··· Record excerpts ···

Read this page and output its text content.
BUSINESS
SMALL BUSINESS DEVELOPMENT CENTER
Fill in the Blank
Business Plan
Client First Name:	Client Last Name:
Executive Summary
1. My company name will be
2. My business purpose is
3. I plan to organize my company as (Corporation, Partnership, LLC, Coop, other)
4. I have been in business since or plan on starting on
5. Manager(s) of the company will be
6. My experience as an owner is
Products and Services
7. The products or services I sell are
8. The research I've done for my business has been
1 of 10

···

Every record should be repeated exactly; please leave none out.

Read this page and output its text content.
BUSINESS
SMALL BUSINESS DEVELOPMENT CENTER
Fill in the Blank
Business Plan
Client First Name:	Client Last Name:
Executive Summary
1. My company name will be
2. My business purpose is
3. I plan to organize my company as (Corporation, Partnership, LLC, Coop, other)
4. I have been in business since or plan on starting on
5. Manager(s) of the company will be
6. My experience as an owner is
Products and Services
7. The products or services I sell are
8. The research I've done for my business has been
1 of 10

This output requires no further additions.